[Prompt 1]:
List every year that appears in the Dinah Mulock passage.
[Prompt 2]:
Using the Dinah Mulock passage, decide whether each statement agrees with it: (a) Dinah was the eldest child of Thomas Mulock; (b) Mrs. Mulock died in 1855; (c) after his wife's death, Thomas Mulock stayed to support the children.
[Prompt 3]:
Write out the part of the Dinah Mulock passage starting with "Dinah Maria Craik" and going on through "most popular books.".

[Given passage]:
These personalities were subjects in a series “People of the Past” written and researched by Diana Wall.
Dinah Maria Craik (nee Mulock) (1826 – 1887)
Dinah Mulock, novelist and poet, spent only a short time in Minchinhampton and yet was responsible for the area around the Common, and Amberley in particular, becoming well known in many homes up and down the country over a hundred years ago. She is best remembered for the novel “John Halifax, Gentleman” written in 1856; this rags to riches tale with a strong moral undertone was one of the first works of fiction to become acceptable in Victorian times and was often given as a school prize. A few years after publication it was second only to “Uncle Tom’s Cabin” in a list of the era’s most popular books.
Mr. Thomas Mulock, the novelist’s father, was a reformist preacher working in the area around Stoke on Trent, who married the daughter of a rich widow and Dinah was their eldest child. Her early childhood was spent in a cottage in Newcastle under Lyme and with her two brothers enjoyed imaginative, outdoor games, recounted in a later short story. She attended a day school nearby and recalled how a bout of measles confined the children to bed when she discovered the joy of reading novels. By the age of ten, so her biographer asserts, she had written a long poem about her cat. When she was thirteen Dinah’s grandmother died and the family inherited a portion of her wealth; the decision was taken to move to London and all three children enjoyed a private education. However, Mrs. Mulock’s health began to fail and by the time she was sixteen Dinah had assumed all the housekeeping duties; Thomas, meanwhile, was living the life of a gentleman and invested heavily in railway company stock, which soon failed. When Mrs. Mulock died in 1845 the children were left destitute, as their inheritance could not be gained until each reached the age of twenty-one; their father deserted them completely.
Dinah determined to gain a living by writing, at first fiction for children but progressing to her finest work “John Halifax – Gentleman” in less than ten years. In the novel the hero goes to spend the summer at Enderley (Amberley) where after many vicissitudes he marries and moves to a cottage in the village. This house was most likely Rose Cottage where the novel was written whilst Dinah was staying with the Guild family; some authorities believe she chose the Gloucestershire locations for her book whilst a guest of Mrs. Playne in 1855 – Enderley Mill is Dunkirk Mill owned by the Playnes.

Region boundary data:

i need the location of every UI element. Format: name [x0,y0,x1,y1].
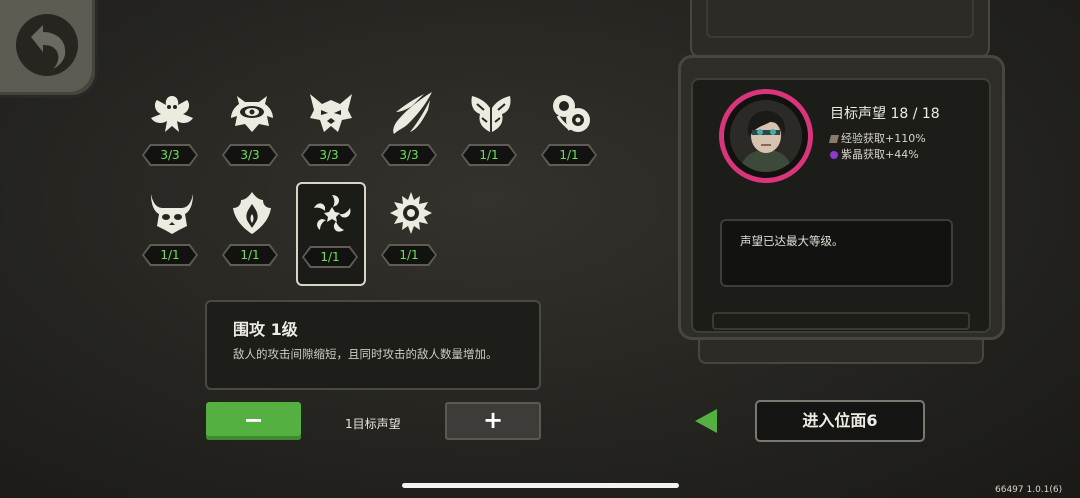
skill-8[interactable]: 1/1 [216,184,286,286]
skill-count: 3/3 [224,146,276,164]
panel-bottom-frame [698,338,984,364]
skill-detail-panel: 围攻 1级 敌人的攻击间隙缩短，且同时攻击的敌人数量增加。 [205,300,541,390]
skill-count: 3/3 [383,146,435,164]
skill-6[interactable]: 1/1 [535,84,605,186]
back-button[interactable] [0,0,98,98]
version-label: 66497 1.0.1(6) [995,485,1063,495]
skill-2[interactable]: 3/3 [216,84,286,186]
skill-7[interactable]: 1/1 [136,184,206,286]
skill-count: 1/1 [463,146,515,164]
avatar [719,89,813,183]
skill-detail-title: 围攻 1级 [233,320,298,339]
crystal-bonus-text: 紫晶获取+44% [841,148,919,161]
beast-crest-icon [151,96,193,132]
skill-count: 1/1 [304,248,356,266]
horned-skull-icon [151,194,193,234]
crystal-icon [830,151,838,159]
skill-9[interactable]: 1/1 [296,182,366,286]
spiked-orb-icon [390,192,432,234]
claw-slash-icon [393,92,432,134]
skill-count: 1/1 [144,246,196,264]
arrow-left-icon[interactable] [693,407,719,435]
enter-plane-button[interactable]: 进入位面6 [755,400,925,442]
swirl-orbs-icon [553,95,590,132]
skill-1[interactable]: 3/3 [136,84,206,186]
twin-horns-icon [471,96,511,132]
plus-button[interactable]: + [445,402,541,440]
skill-3[interactable]: 3/3 [295,84,365,186]
eye-mask-icon [231,96,273,132]
skill-5[interactable]: 1/1 [455,84,525,186]
skill-detail-description: 敌人的攻击间隙缩短，且同时攻击的敌人数量增加。 [233,347,498,361]
skill-count: 3/3 [303,146,355,164]
target-reputation-label: 1目标声望 [345,417,401,431]
siege-star-icon [314,195,351,232]
skill-4[interactable]: 3/3 [375,84,445,186]
home-indicator[interactable] [402,483,679,488]
back-arrow-icon [31,25,66,69]
demon-mask-icon [310,94,352,132]
skill-count: 3/3 [144,146,196,164]
flame-crest-icon [233,192,271,234]
reputation-message-box [720,219,953,287]
panel-rail [712,312,970,330]
crystal-bonus: 紫晶获取+44% [830,146,919,162]
reputation-title: 目标声望 18 / 18 [830,106,940,122]
exp-bonus-text: 经验获取+110% [841,132,926,145]
skill-count: 1/1 [224,246,276,264]
book-icon [828,135,840,143]
skill-count: 1/1 [543,146,595,164]
character-portrait-icon [730,100,802,172]
minus-button[interactable]: − [206,402,301,440]
panel-top-frame [690,0,990,58]
reputation-message: 声望已达最大等级。 [740,234,844,248]
exp-bonus: 经验获取+110% [828,130,926,146]
skill-10[interactable]: 1/1 [375,184,445,286]
skill-count: 1/1 [383,246,435,264]
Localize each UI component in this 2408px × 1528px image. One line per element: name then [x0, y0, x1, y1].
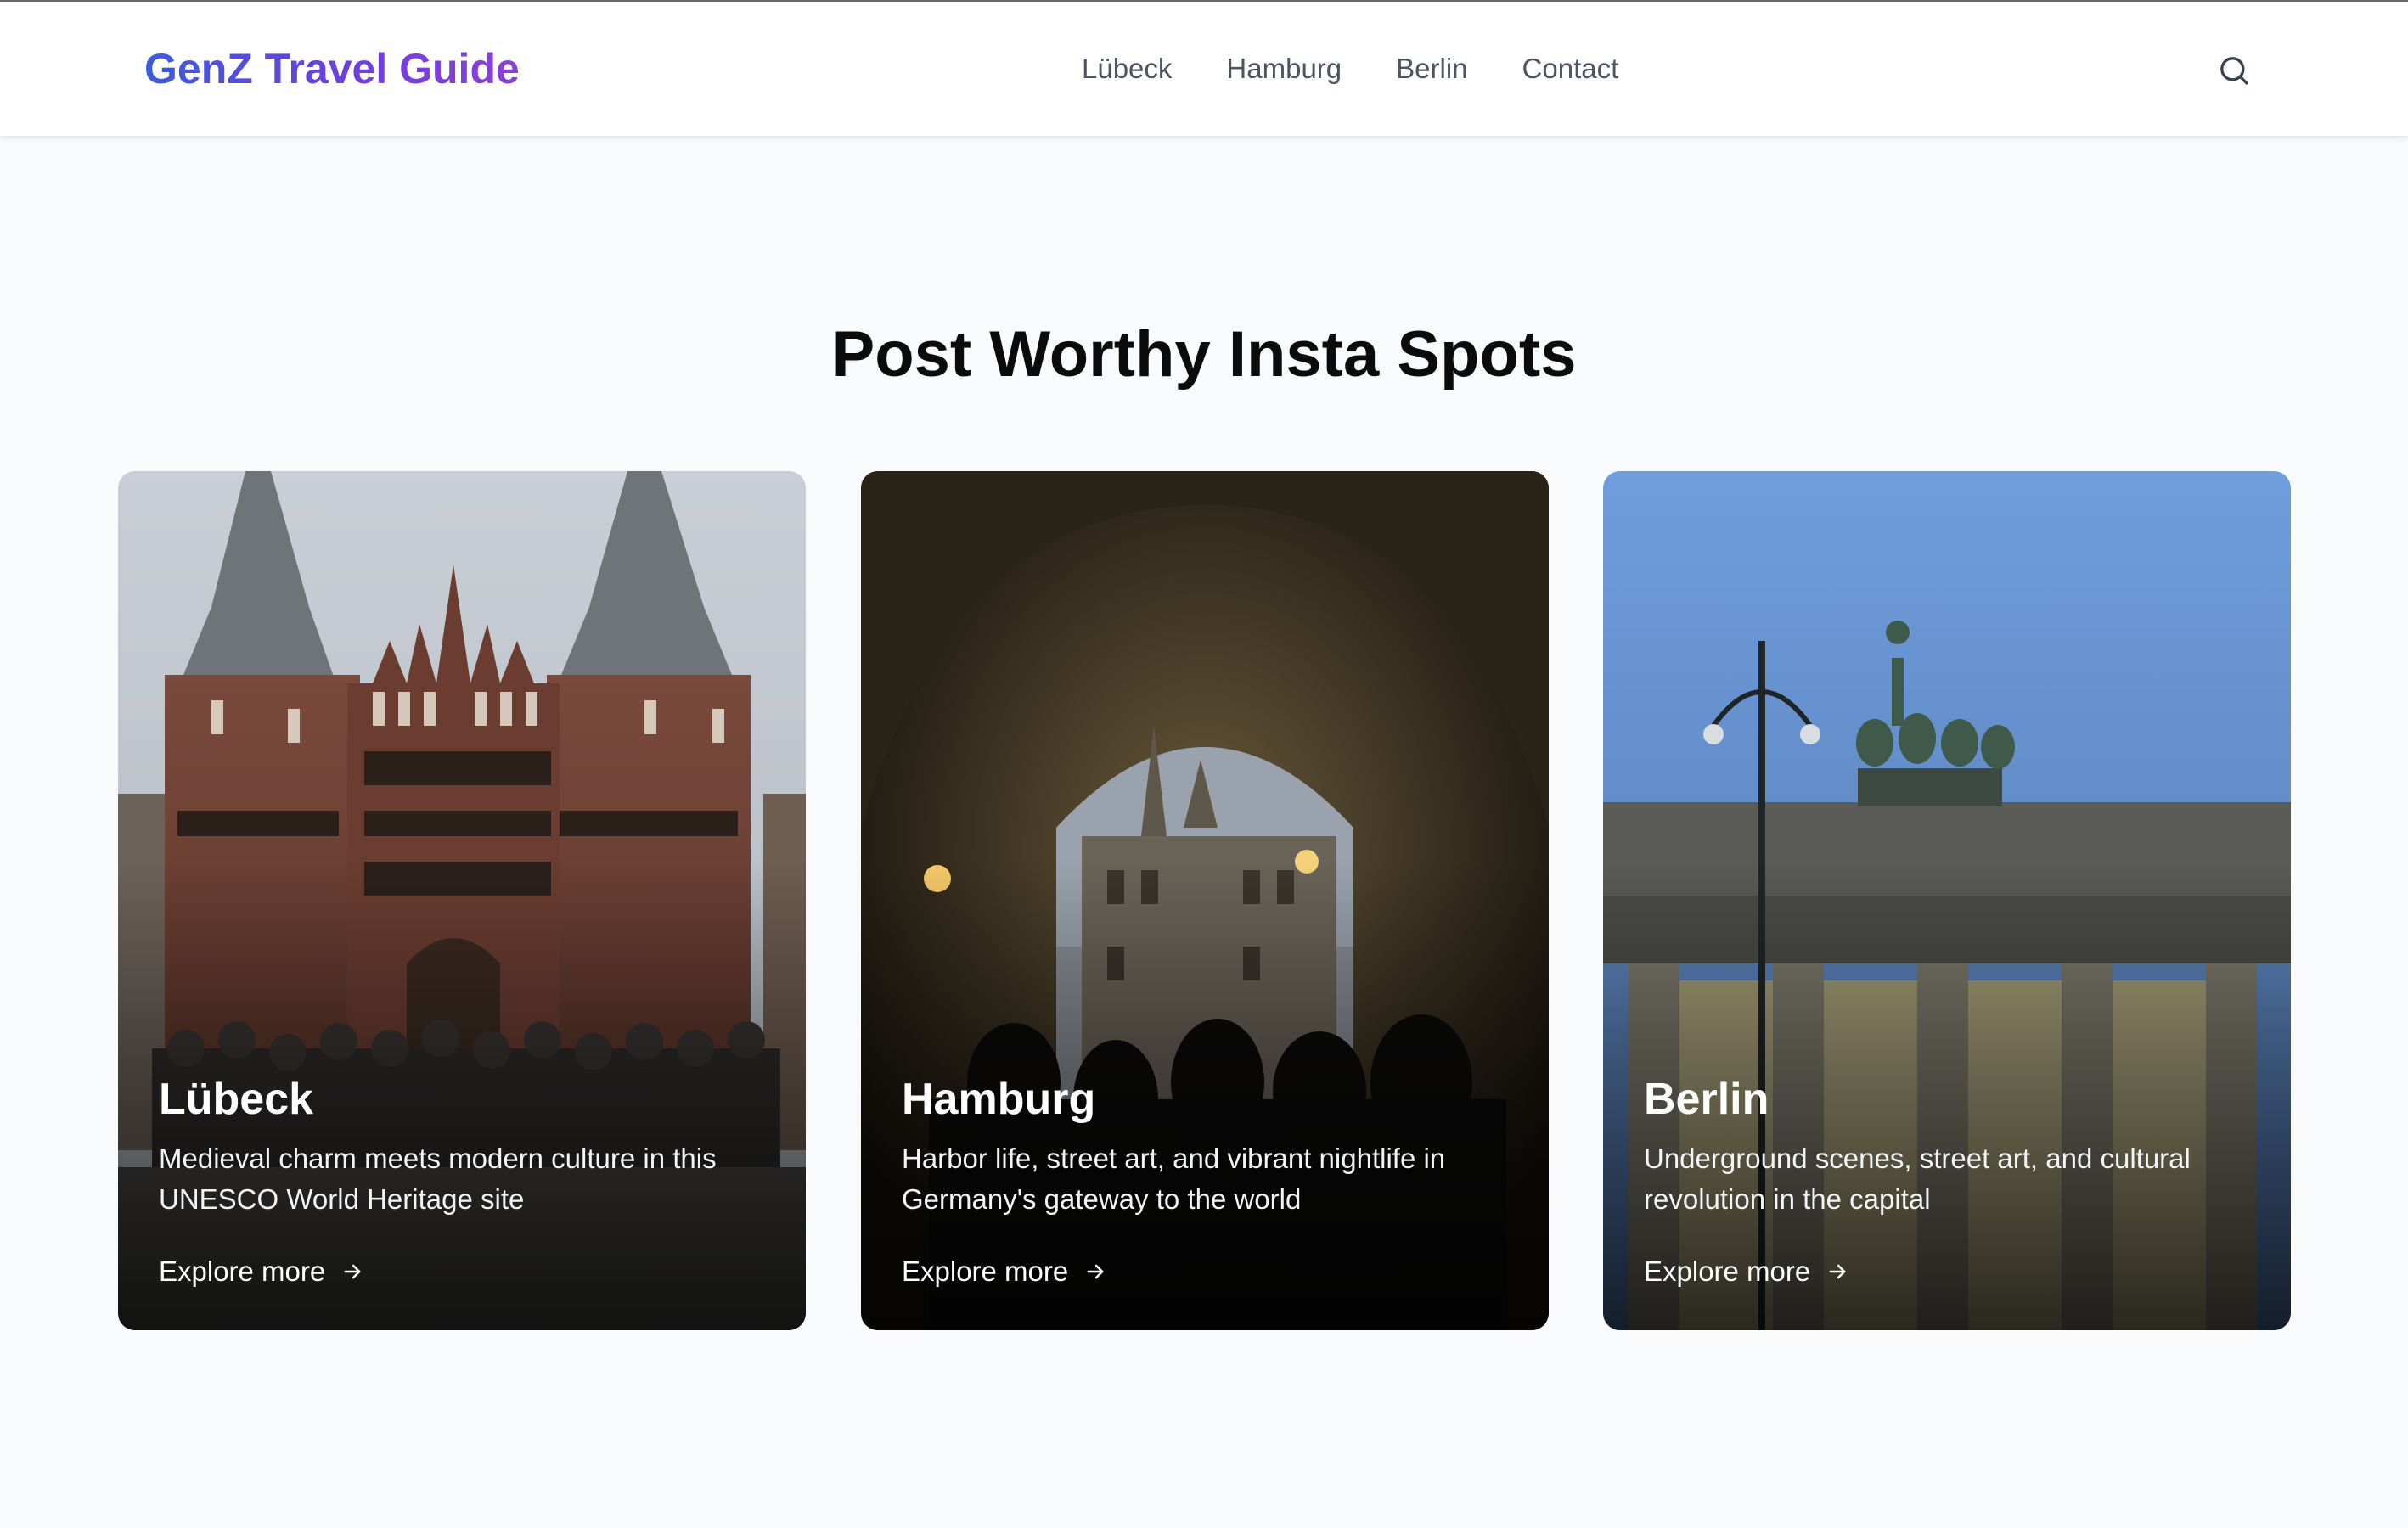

[Written answer 1]:
1826, 1887, 1856, 1845, 1855

[Written answer 2]:
(a) Yes: "Dinah was their eldest child."
(b) No: "When Mrs. Mulock died in 1845 the children were left destitute"
(c) No: "their father deserted them completely."

[Written answer 3]:
Dinah Maria Craik (nee Mulock) (1826 – 1887)
Dinah Mulock, novelist and poet, spent only a short time in Minchinhampton and yet was responsible for the area around the Common, and Amberley in particular, becoming well known in many homes up and down the country over a hundred years ago. She is best remembered for the novel “John Halifax, Gentleman” written in 1856; this rags to riches tale with a strong moral undertone was one of the first works of fiction to become acceptable in Victorian times and was often given as a school prize. A few years after publication it was second only to “Uncle Tom’s Cabin” in a list of the era’s most popular books.